TASK PROMPT — Repeat the whole of the data, keeping every detail the same.

A run of records —
________
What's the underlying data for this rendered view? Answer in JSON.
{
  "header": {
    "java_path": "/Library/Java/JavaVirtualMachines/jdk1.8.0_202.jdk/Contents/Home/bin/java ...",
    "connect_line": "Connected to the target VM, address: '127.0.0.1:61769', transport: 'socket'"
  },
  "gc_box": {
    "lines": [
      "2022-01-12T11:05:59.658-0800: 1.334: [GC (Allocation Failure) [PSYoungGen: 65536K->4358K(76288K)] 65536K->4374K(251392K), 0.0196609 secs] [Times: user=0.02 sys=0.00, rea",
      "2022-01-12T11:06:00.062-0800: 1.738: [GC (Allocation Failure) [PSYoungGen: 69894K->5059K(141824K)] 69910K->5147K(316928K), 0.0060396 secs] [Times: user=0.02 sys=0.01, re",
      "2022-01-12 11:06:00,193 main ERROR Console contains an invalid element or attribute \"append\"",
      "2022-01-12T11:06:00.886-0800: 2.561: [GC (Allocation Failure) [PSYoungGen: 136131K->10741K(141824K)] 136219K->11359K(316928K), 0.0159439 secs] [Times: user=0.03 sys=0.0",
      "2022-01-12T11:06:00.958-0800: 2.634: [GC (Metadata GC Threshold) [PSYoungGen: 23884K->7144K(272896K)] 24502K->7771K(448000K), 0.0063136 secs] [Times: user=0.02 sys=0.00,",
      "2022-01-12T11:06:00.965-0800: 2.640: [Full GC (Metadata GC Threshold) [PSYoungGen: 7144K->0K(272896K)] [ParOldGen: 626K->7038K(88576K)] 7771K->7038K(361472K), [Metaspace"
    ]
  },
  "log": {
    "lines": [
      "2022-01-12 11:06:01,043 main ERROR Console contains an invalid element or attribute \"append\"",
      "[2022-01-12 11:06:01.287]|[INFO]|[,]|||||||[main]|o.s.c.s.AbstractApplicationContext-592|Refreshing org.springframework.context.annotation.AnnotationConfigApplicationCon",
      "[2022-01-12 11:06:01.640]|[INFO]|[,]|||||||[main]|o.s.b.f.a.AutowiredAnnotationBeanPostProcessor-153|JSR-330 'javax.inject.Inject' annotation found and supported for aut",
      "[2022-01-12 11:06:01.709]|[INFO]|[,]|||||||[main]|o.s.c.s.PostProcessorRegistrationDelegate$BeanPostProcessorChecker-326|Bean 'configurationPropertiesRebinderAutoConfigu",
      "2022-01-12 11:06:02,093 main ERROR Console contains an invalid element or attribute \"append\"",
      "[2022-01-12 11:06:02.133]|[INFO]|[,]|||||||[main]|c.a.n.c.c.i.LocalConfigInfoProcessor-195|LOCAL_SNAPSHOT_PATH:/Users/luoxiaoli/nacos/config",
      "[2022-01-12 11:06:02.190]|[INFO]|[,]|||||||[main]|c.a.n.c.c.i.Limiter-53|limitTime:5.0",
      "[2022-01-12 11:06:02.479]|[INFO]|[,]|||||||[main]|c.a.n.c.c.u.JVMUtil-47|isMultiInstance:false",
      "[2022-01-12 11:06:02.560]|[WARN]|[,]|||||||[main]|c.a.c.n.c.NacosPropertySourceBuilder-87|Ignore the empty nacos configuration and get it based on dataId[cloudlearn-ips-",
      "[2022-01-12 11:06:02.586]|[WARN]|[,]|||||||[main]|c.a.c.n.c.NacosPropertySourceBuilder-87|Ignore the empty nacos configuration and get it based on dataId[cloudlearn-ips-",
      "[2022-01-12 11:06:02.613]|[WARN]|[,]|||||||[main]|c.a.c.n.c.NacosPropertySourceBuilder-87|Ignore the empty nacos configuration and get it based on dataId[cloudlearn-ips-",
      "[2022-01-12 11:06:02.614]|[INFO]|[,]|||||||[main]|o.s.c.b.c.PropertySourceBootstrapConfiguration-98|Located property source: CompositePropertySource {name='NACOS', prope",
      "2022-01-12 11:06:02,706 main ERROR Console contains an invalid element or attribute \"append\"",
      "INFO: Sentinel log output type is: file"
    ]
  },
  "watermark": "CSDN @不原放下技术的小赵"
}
________
EXPECTED ANSWER —
What's the underlying data for this rendered view? Answer in JSON.
{
  "header": {
    "java_path": "/Library/Java/JavaVirtualMachines/jdk1.8.0_202.jdk/Contents/Home/bin/java ...",
    "connect_line": "Connected to the target VM, address: '127.0.0.1:61769', transport: 'socket'"
  },
  "gc_box": {
    "lines": [
      "2022-01-12T11:05:59.658-0800: 1.334: [GC (Allocation Failure) [PSYoungGen: 65536K->4358K(76288K)] 65536K->4374K(251392K), 0.0196609 secs] [Times: user=0.02 sys=0.00, rea",
      "2022-01-12T11:06:00.062-0800: 1.738: [GC (Allocation Failure) [PSYoungGen: 69894K->5059K(141824K)] 69910K->5147K(316928K), 0.0060396 secs] [Times: user=0.02 sys=0.01, re",
      "2022-01-12 11:06:00,193 main ERROR Console contains an invalid element or attribute \"append\"",
      "2022-01-12T11:06:00.886-0800: 2.561: [GC (Allocation Failure) [PSYoungGen: 136131K->10741K(141824K)] 136219K->11359K(316928K), 0.0159439 secs] [Times: user=0.03 sys=0.0",
      "2022-01-12T11:06:00.958-0800: 2.634: [GC (Metadata GC Threshold) [PSYoungGen: 23884K->7144K(272896K)] 24502K->7771K(448000K), 0.0063136 secs] [Times: user=0.02 sys=0.00,",
      "2022-01-12T11:06:00.965-0800: 2.640: [Full GC (Metadata GC Threshold) [PSYoungGen: 7144K->0K(272896K)] [ParOldGen: 626K->7038K(88576K)] 7771K->7038K(361472K), [Metaspace"
    ]
  },
  "log": {
    "lines": [
      "2022-01-12 11:06:01,043 main ERROR Console contains an invalid element or attribute \"append\"",
      "[2022-01-12 11:06:01.287]|[INFO]|[,]|||||||[main]|o.s.c.s.AbstractApplicationContext-592|Refreshing org.springframework.context.annotation.AnnotationConfigApplicationCon",
      "[2022-01-12 11:06:01.640]|[INFO]|[,]|||||||[main]|o.s.b.f.a.AutowiredAnnotationBeanPostProcessor-153|JSR-330 'javax.inject.Inject' annotation found and supported for aut",
      "[2022-01-12 11:06:01.709]|[INFO]|[,]|||||||[main]|o.s.c.s.PostProcessorRegistrationDelegate$BeanPostProcessorChecker-326|Bean 'configurationPropertiesRebinderAutoConfigu",
      "2022-01-12 11:06:02,093 main ERROR Console contains an invalid element or attribute \"append\"",
      "[2022-01-12 11:06:02.133]|[INFO]|[,]|||||||[main]|c.a.n.c.c.i.LocalConfigInfoProcessor-195|LOCAL_SNAPSHOT_PATH:/Users/luoxiaoli/nacos/config",
      "[2022-01-12 11:06:02.190]|[INFO]|[,]|||||||[main]|c.a.n.c.c.i.Limiter-53|limitTime:5.0",
      "[2022-01-12 11:06:02.479]|[INFO]|[,]|||||||[main]|c.a.n.c.c.u.JVMUtil-47|isMultiInstance:false",
      "[2022-01-12 11:06:02.560]|[WARN]|[,]|||||||[main]|c.a.c.n.c.NacosPropertySourceBuilder-87|Ignore the empty nacos configuration and get it based on dataId[cloudlearn-ips-",
      "[2022-01-12 11:06:02.586]|[WARN]|[,]|||||||[main]|c.a.c.n.c.NacosPropertySourceBuilder-87|Ignore the empty nacos configuration and get it based on dataId[cloudlearn-ips-",
      "[2022-01-12 11:06:02.613]|[WARN]|[,]|||||||[main]|c.a.c.n.c.NacosPropertySourceBuilder-87|Ignore the empty nacos configuration and get it based on dataId[cloudlearn-ips-",
      "[2022-01-12 11:06:02.614]|[INFO]|[,]|||||||[main]|o.s.c.b.c.PropertySourceBootstrapConfiguration-98|Located property source: CompositePropertySource {name='NACOS', prope",
      "2022-01-12 11:06:02,706 main ERROR Console contains an invalid element or attribute \"append\"",
      "INFO: Sentinel log output type is: file"
    ]
  },
  "watermark": "CSDN @不原放下技术的小赵"
}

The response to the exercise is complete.